Tekst
────────────────────

Draymond Green porozumiał się z Warriors

warriorsMieliśmy odrobinę niejasności podczas negocjacji na linii Draymond Green – Golden State Warriors, następnie przebiła się niepotwierdzona informacja na temat propozycji Detroit Pistons, ale ostatecznie świeżo upieczony Mistrz NBA pozostanie w najlepszej drużynie sezonu na kolejne pięć lat. Umowa Greena wg różnych źródeł waha się między 82 i 85 mln USD. To spory, finansowy skok dla 25-latka wybranego w drafcie 2012 roku z numerem 35.

Z drugiej strony nic dziwnego, bowiem Draymond wykonał ogromny skok jakościowy między sezonem 2013-14 a 2014-15. Green awansował w hierarchii drużyny do roli startera i zdecydowanie wygrał rywalizację o startową piątkę z Davidem Lee. Dodatkowo , znacząco rozwinął swoje umiejętności defensywe oraz stał się bardziej wszechstronnym zawodnikiem, w ataku (dołożył rzut za trzy punkty). Nic też dziwnego , że został wybrany do Najlepszej Defensywnej Piątki sezonu. Silny skrzydłowy Warriors był też wysoko w głosowaniu na nagrodę dla gracza z Największym Postępem (drugi).

────────────────────

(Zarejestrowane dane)

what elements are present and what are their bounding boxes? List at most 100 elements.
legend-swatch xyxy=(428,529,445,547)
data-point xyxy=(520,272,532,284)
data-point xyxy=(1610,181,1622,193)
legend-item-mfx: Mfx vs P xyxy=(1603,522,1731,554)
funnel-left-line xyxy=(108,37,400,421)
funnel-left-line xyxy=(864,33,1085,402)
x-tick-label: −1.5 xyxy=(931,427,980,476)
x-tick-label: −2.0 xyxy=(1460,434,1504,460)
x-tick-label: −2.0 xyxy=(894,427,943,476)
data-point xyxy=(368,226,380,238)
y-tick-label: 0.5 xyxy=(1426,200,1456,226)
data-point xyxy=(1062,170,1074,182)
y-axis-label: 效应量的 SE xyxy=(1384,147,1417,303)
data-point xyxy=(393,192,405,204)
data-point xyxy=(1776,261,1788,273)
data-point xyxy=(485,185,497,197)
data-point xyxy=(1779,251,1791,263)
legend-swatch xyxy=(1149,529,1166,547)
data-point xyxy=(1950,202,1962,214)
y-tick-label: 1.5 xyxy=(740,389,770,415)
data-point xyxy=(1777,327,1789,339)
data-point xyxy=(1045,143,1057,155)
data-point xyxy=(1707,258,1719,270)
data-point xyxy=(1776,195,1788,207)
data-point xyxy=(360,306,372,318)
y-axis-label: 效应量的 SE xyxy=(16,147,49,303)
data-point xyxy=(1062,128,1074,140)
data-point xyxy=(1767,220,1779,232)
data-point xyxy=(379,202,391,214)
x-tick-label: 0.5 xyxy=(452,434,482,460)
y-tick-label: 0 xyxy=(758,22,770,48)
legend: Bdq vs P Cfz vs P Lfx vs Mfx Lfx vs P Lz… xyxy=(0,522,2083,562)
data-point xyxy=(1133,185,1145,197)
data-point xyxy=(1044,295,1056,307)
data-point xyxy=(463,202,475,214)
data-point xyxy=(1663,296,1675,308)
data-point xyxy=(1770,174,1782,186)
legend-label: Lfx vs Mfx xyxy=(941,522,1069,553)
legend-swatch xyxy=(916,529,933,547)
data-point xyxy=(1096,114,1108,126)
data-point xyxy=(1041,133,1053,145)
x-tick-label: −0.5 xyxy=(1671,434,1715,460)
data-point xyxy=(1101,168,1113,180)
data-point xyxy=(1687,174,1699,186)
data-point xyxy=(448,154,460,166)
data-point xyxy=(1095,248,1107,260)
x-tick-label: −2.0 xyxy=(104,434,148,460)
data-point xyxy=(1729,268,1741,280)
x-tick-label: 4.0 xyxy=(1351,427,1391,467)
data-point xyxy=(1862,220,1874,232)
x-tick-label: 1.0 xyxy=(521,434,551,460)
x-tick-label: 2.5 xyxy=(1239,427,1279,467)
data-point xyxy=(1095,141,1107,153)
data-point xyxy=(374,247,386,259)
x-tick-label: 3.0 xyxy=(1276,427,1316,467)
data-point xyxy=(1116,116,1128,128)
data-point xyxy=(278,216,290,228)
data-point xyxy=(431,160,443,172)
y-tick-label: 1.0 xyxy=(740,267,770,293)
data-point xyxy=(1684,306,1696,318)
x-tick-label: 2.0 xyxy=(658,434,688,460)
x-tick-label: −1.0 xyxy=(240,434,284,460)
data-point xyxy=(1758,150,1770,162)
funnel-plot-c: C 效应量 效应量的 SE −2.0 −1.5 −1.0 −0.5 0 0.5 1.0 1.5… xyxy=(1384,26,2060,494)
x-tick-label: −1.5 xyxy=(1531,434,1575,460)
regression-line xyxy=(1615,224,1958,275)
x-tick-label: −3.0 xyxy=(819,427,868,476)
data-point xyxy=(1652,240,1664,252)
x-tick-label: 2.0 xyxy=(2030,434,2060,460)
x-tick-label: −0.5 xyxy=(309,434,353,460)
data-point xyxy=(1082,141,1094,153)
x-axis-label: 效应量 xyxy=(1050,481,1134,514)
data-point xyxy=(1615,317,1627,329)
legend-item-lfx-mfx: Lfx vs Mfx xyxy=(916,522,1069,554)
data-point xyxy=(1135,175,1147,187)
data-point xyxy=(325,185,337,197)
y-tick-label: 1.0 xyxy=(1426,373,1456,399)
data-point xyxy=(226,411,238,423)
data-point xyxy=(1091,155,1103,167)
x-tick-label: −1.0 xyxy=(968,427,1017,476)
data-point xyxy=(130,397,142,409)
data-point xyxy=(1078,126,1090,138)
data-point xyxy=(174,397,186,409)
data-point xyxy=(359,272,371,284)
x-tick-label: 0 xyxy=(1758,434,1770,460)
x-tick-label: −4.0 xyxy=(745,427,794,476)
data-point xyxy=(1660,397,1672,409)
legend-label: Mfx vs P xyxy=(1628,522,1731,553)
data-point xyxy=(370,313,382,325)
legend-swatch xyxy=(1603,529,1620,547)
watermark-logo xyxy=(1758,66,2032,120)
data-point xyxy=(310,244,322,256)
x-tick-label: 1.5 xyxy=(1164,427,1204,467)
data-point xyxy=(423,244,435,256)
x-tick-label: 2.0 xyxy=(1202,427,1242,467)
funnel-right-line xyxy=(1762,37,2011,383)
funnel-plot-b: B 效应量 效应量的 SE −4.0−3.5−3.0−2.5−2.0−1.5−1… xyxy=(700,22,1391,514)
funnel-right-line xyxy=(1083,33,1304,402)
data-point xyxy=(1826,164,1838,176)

────────────────────

Krótkie zadanie 1
Przepisz fragment tekstu o Draymondzie Greenie między słowami „Draymond Green porozumiał” a „z numerem 35.”, włącznie z nimi, i zamień w nim „Detroit Pistons” na „Houston Rockets”.
Krótkie zadanie 2
Z którym zawodnikiem Draymond Green wygrał rywalizację o miejsce w startowej piątce, według tekstu o jego umowie?
Krótkie zadanie 3
Streść tekst o Draymondzie Greenie w dwóch zdaniach.
Rekordy nie mają tu żadnego znaczenia.

Poprawna odpowiedź 1
Draymond Green porozumiał się z Warriors

warriorsMieliśmy odrobinę niejasności podczas negocjacji na linii Draymond Green – Golden State Warriors, następnie przebiła się niepotwierdzona informacja na temat propozycji Houston Rockets, ale ostatecznie świeżo upieczony Mistrz NBA pozostanie w najlepszej drużynie sezonu na kolejne pięć lat. Umowa Greena wg różnych źródeł waha się między 82 i 85 mln USD. To spory, finansowy skok dla 25-latka wybranego w drafcie 2012 roku z numerem 35.

Poprawna odpowiedź 2
Z Davidem Lee.

Poprawna odpowiedź 3
Draymond Green, świeżo upieczony mistrz NBA, pozostanie w Golden State Warriors na kolejne pięć lat na podstawie umowy wartej według różnych źródeł od 82 do 85 mln USD. Ten finansowy skok nie dziwi, bo między sezonami 2013-14 a 2014-15 Green został starterem, rozwinął grę w obronie i w ataku, trafił do Najlepszej Defensywnej Piątki sezonu i zajął drugie miejsce w głosowaniu na gracza z Największym Postępem.